**TASK:** Retype the lines from the line containing "data-label: 7.17% (122, 278, 157, 292)" up to and including the line containing "legend-label: 不清楚 (359, 239, 392, 252)", with no changes.

**TASK INPUT:**
········

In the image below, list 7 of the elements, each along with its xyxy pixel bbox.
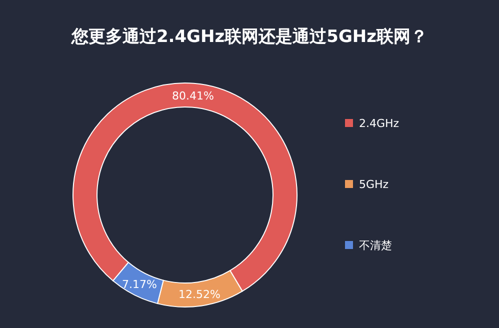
data-label: 7.17% (122, 278, 157, 292)
data-label: 80.41% (172, 89, 214, 102)
legend-label: 2.4GHz (359, 117, 400, 130)
data-label: 12.52% (178, 288, 220, 301)
chart-title: 您更多通过2.4GHz联网还是通过5GHz联网？ (70, 27, 428, 47)
legend-label: 5GHz (359, 178, 389, 191)
legend-label: 不清楚 (359, 239, 392, 252)
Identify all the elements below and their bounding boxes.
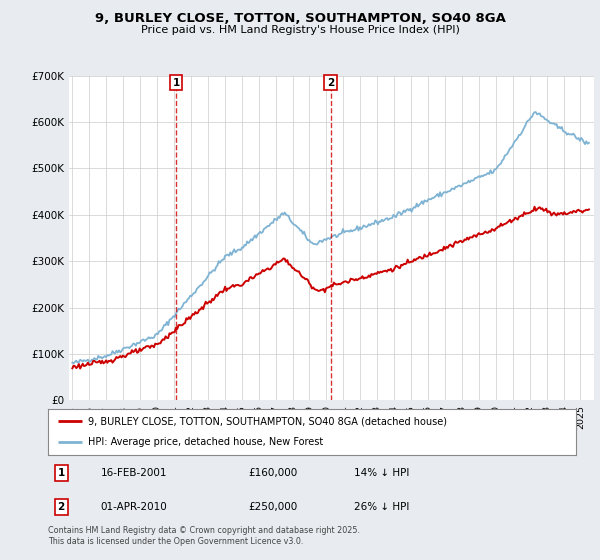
Text: 2: 2 [58,502,65,512]
Text: £160,000: £160,000 [248,468,298,478]
Text: 1: 1 [58,468,65,478]
Text: 16-FEB-2001: 16-FEB-2001 [101,468,167,478]
Text: 26% ↓ HPI: 26% ↓ HPI [354,502,410,512]
Text: 01-APR-2010: 01-APR-2010 [101,502,167,512]
Text: £250,000: £250,000 [248,502,298,512]
Text: 9, BURLEY CLOSE, TOTTON, SOUTHAMPTON, SO40 8GA (detached house): 9, BURLEY CLOSE, TOTTON, SOUTHAMPTON, SO… [88,416,446,426]
Text: 9, BURLEY CLOSE, TOTTON, SOUTHAMPTON, SO40 8GA: 9, BURLEY CLOSE, TOTTON, SOUTHAMPTON, SO… [95,12,505,25]
Text: 2: 2 [327,78,334,87]
Text: 1: 1 [172,78,179,87]
Text: 14% ↓ HPI: 14% ↓ HPI [354,468,410,478]
Text: HPI: Average price, detached house, New Forest: HPI: Average price, detached house, New … [88,437,323,447]
Text: Contains HM Land Registry data © Crown copyright and database right 2025.
This d: Contains HM Land Registry data © Crown c… [48,526,360,546]
Text: Price paid vs. HM Land Registry's House Price Index (HPI): Price paid vs. HM Land Registry's House … [140,25,460,35]
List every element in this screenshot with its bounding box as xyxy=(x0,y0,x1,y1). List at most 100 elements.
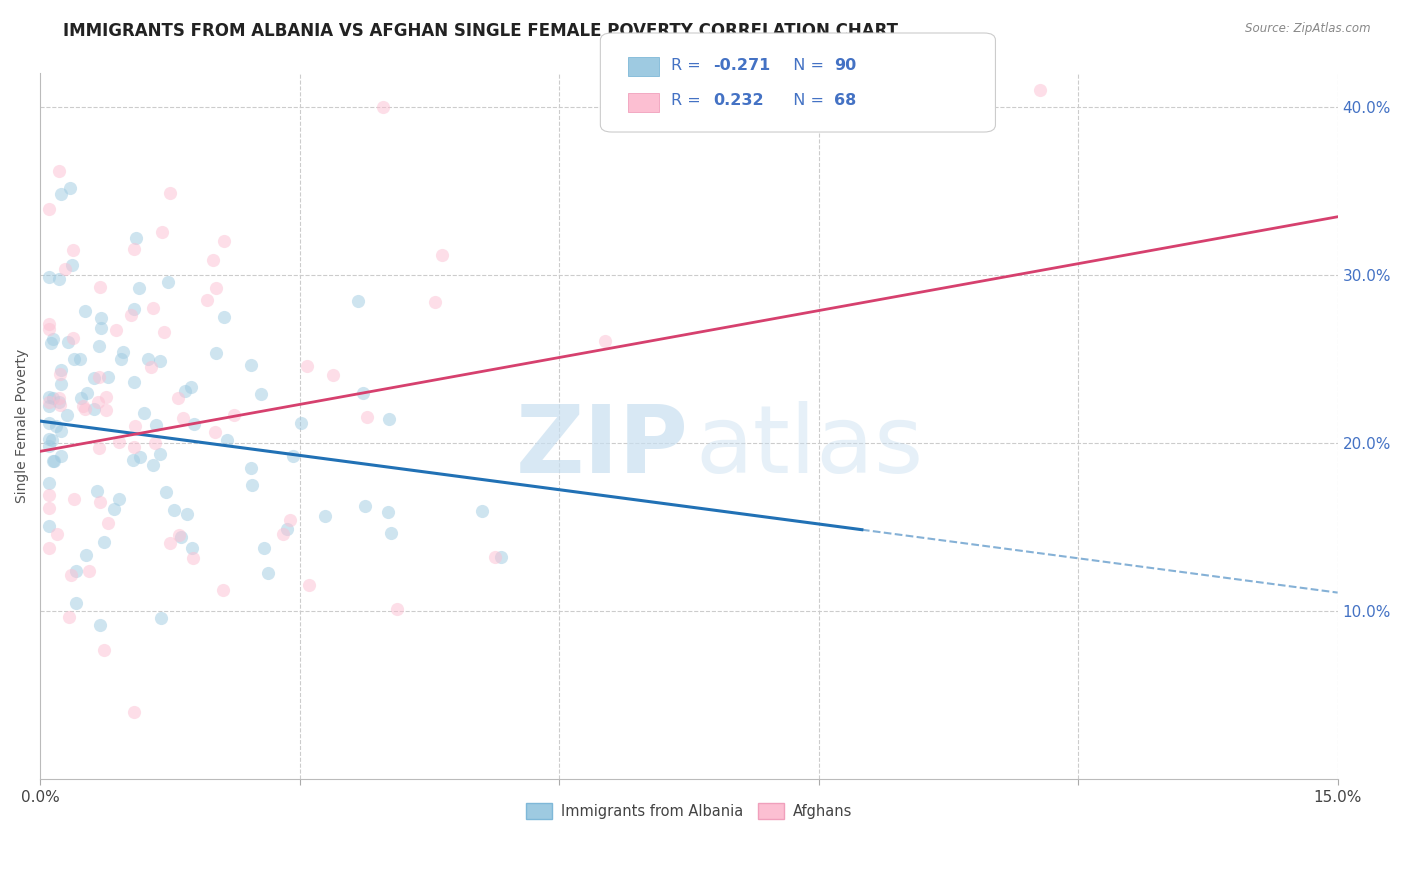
Point xyxy=(132,407,155,421)
Point xyxy=(38,395,60,409)
Point xyxy=(128,281,150,295)
Point xyxy=(89,618,111,632)
Point xyxy=(159,536,181,550)
Point xyxy=(240,460,263,475)
Point xyxy=(352,386,374,401)
Point xyxy=(181,541,204,556)
Point xyxy=(56,408,79,422)
Point xyxy=(87,395,110,409)
Point xyxy=(240,478,263,492)
Point xyxy=(380,526,402,541)
Point xyxy=(149,447,172,461)
Point xyxy=(59,181,82,195)
Point xyxy=(385,602,408,616)
Point xyxy=(377,504,399,518)
Point xyxy=(38,416,60,430)
Point xyxy=(90,311,112,326)
Point xyxy=(46,527,69,541)
Text: Source: ZipAtlas.com: Source: ZipAtlas.com xyxy=(1246,22,1371,36)
Point xyxy=(108,492,131,507)
Point xyxy=(56,334,79,349)
Point xyxy=(38,317,60,331)
Point xyxy=(65,596,87,610)
Point xyxy=(176,507,198,521)
Point xyxy=(62,331,84,345)
Point xyxy=(38,270,60,285)
Point xyxy=(38,390,60,404)
Point xyxy=(87,441,110,455)
Point xyxy=(97,516,120,530)
Point xyxy=(124,418,146,433)
Text: -0.271: -0.271 xyxy=(713,58,770,72)
Point xyxy=(87,369,110,384)
Point xyxy=(69,352,91,367)
Point xyxy=(112,344,135,359)
Point xyxy=(371,100,394,114)
Point xyxy=(180,380,202,394)
Point xyxy=(150,225,173,239)
Point xyxy=(354,500,377,514)
Point xyxy=(276,522,298,536)
Text: N =: N = xyxy=(783,94,830,108)
Point xyxy=(86,484,108,499)
Point xyxy=(76,386,98,401)
Point xyxy=(83,371,105,385)
Point xyxy=(51,376,73,391)
Point xyxy=(174,384,197,399)
Point xyxy=(38,501,60,516)
Point xyxy=(143,436,166,450)
Point xyxy=(489,549,512,564)
Point xyxy=(65,564,87,578)
Point xyxy=(49,363,72,377)
Text: R =: R = xyxy=(671,58,706,72)
Legend: Immigrants from Albania, Afghans: Immigrants from Albania, Afghans xyxy=(520,797,858,825)
Point xyxy=(38,322,60,336)
Point xyxy=(271,526,294,541)
Point xyxy=(183,417,205,432)
Point xyxy=(104,323,127,337)
Point xyxy=(124,375,146,389)
Point xyxy=(108,434,131,449)
Point xyxy=(48,395,70,409)
Point xyxy=(290,416,312,430)
Point xyxy=(51,186,73,201)
Point xyxy=(63,351,86,366)
Point xyxy=(72,399,94,413)
Point xyxy=(322,368,344,382)
Point xyxy=(142,458,165,472)
Point xyxy=(60,567,83,582)
Point xyxy=(162,503,184,517)
Y-axis label: Single Female Poverty: Single Female Poverty xyxy=(15,349,30,503)
Point xyxy=(96,402,118,417)
Point xyxy=(48,392,70,406)
Point xyxy=(38,202,60,216)
Point xyxy=(298,578,321,592)
Text: ZIP: ZIP xyxy=(516,401,689,493)
Point xyxy=(42,391,65,405)
Point xyxy=(96,390,118,404)
Point xyxy=(204,425,226,439)
Point xyxy=(45,418,67,433)
Point xyxy=(253,541,276,555)
Point xyxy=(295,359,318,373)
Point xyxy=(377,412,399,426)
Point xyxy=(347,293,370,308)
Text: atlas: atlas xyxy=(696,401,924,493)
Point xyxy=(423,294,446,309)
Point xyxy=(103,501,125,516)
Point xyxy=(195,293,218,308)
Point xyxy=(77,564,100,578)
Point xyxy=(167,528,190,542)
Point xyxy=(314,508,336,523)
Point xyxy=(150,611,173,625)
Point xyxy=(172,410,194,425)
Point xyxy=(49,449,72,463)
Point xyxy=(69,391,91,405)
Point xyxy=(38,476,60,491)
Point xyxy=(205,346,228,360)
Point xyxy=(38,432,60,446)
Text: 90: 90 xyxy=(834,58,856,72)
Point xyxy=(51,424,73,438)
Point xyxy=(38,400,60,414)
Point xyxy=(42,332,65,346)
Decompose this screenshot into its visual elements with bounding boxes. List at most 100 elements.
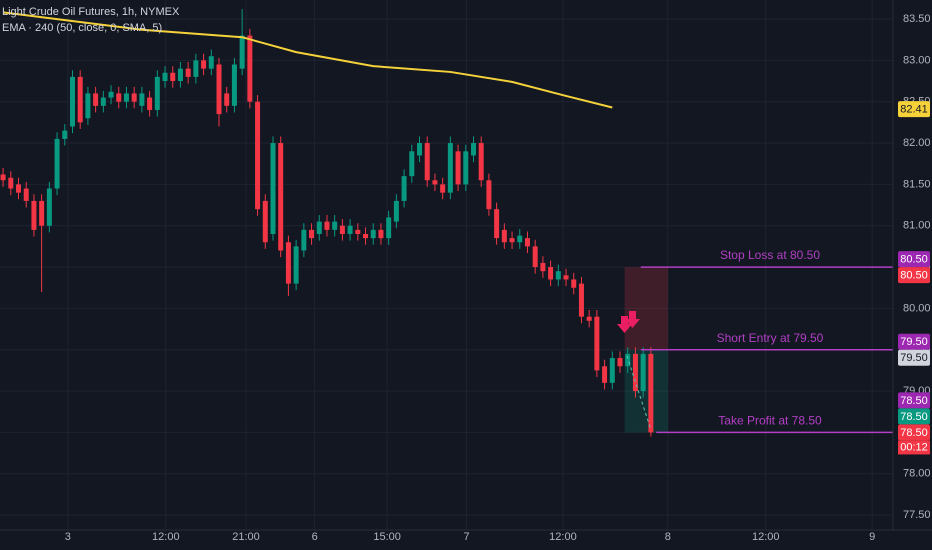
candle-body (640, 353, 646, 392)
candle-body (16, 184, 22, 193)
stop-zone (624, 267, 668, 350)
overlay: Stop Loss at 80.50 Short Entry at 79.50 Ta… (2, 11, 893, 434)
y-tick-label: 83.00 (903, 54, 931, 66)
candle-body (355, 229, 361, 234)
candle-body (632, 353, 638, 392)
candle-body (8, 177, 14, 189)
candle-body (93, 93, 99, 106)
candle-body (270, 143, 276, 234)
price-badge-label: 78.50 (900, 411, 928, 423)
candle-body (594, 316, 600, 371)
candle-body (216, 64, 222, 115)
order-label: Stop Loss at 80.50 (720, 248, 820, 262)
candle-body (571, 279, 577, 288)
y-tick-label: 82.00 (903, 137, 931, 149)
y-tick-label: 81.00 (903, 220, 931, 232)
candle-body (486, 180, 492, 210)
candle-body (332, 221, 338, 230)
price-badge (898, 267, 930, 284)
candle-body (363, 233, 369, 239)
candle-body (540, 262, 546, 272)
candle-body (586, 316, 592, 321)
x-tick-label: 6 (312, 531, 318, 543)
candle-body (262, 200, 268, 243)
candle-body (648, 353, 654, 433)
axes: 77.5078.0078.5079.0079.5080.0080.5081.00… (65, 13, 931, 543)
y-tick-label: 81.50 (903, 178, 931, 190)
candle-body (578, 283, 584, 317)
candle-body (201, 60, 207, 69)
price-badge-label: 82.41 (900, 104, 928, 116)
x-tick-label: 3 (65, 531, 71, 543)
candle-body (0, 174, 6, 181)
candle-body (278, 143, 284, 251)
candle-body (62, 130, 68, 139)
y-tick-label: 80.00 (903, 302, 931, 314)
target-zone (624, 349, 668, 433)
candle-body (309, 229, 315, 239)
candles (0, 9, 654, 437)
candle-body (524, 238, 530, 247)
candle-body (85, 93, 91, 119)
candle-body (123, 93, 129, 102)
candle-body (255, 101, 261, 210)
signal-arrow (625, 311, 640, 328)
price-badge (898, 408, 930, 425)
candle-body (324, 221, 330, 230)
ema-line (2, 11, 613, 109)
candle-body (401, 176, 407, 201)
candle-body (393, 200, 399, 222)
candle-body (424, 143, 430, 181)
candle-body (23, 188, 29, 201)
signal-arrow (617, 316, 632, 333)
x-tick-label: 12:00 (152, 531, 180, 543)
price-badge-label: 80.50 (900, 269, 928, 281)
candle-body (39, 200, 45, 226)
candle-body (494, 209, 500, 239)
candle-body (77, 76, 83, 123)
candle-body (316, 221, 322, 234)
candle-body (100, 97, 106, 106)
trade-path (626, 355, 652, 431)
y-tick-label: 83.50 (903, 13, 931, 25)
x-tick-label: 9 (869, 531, 875, 543)
candle-body (517, 235, 523, 243)
candle-body (131, 93, 137, 102)
price-badge-label: 79.50 (900, 352, 928, 364)
price-badge (898, 392, 930, 409)
candle-body (301, 229, 307, 251)
candle-body (378, 229, 384, 239)
x-tick-label: 8 (665, 531, 671, 543)
candle-body (409, 151, 415, 177)
candle-body (224, 93, 230, 106)
price-badge (898, 333, 930, 350)
candle-body (231, 64, 237, 106)
x-tick-label: 12:00 (752, 531, 780, 543)
chart-title: Light Crude Oil Futures, 1h, NYMEX (2, 6, 180, 18)
candle-body (548, 267, 554, 280)
candle-body (563, 275, 569, 280)
candle-body (185, 68, 191, 77)
candle-body (386, 217, 392, 239)
candle-body (417, 143, 423, 156)
candle-body (339, 225, 345, 234)
candle-body (31, 200, 37, 230)
candle-body (625, 353, 631, 367)
candle-body (285, 242, 291, 284)
candle-body (208, 56, 214, 69)
position-zones (624, 267, 668, 433)
price-badge (898, 349, 930, 366)
candle-body (509, 238, 515, 243)
candle-body (463, 151, 469, 185)
price-badge (898, 424, 930, 441)
price-badge-label: 80.50 (900, 253, 928, 265)
candle-body (440, 184, 446, 193)
indicator-legend: EMA · 240 (50, close, 0, SMA, 5) (2, 22, 162, 34)
candle-body (147, 97, 153, 110)
candle-body (170, 72, 176, 82)
candle-body (162, 72, 168, 82)
candle-body (54, 138, 60, 189)
candle-body (239, 35, 245, 69)
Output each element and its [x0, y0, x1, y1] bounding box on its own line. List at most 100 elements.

········

**EXERCISE RESULT:**
data-label: 7.17% (122, 278, 157, 292)
data-label: 80.41% (172, 89, 214, 102)
legend-label: 2.4GHz (359, 117, 400, 130)
data-label: 12.52% (178, 288, 220, 301)
chart-title: 您更多通过2.4GHz联网还是通过5GHz联网？ (70, 27, 428, 47)
legend-label: 5GHz (359, 178, 389, 191)
legend-label: 不清楚 (359, 239, 392, 252)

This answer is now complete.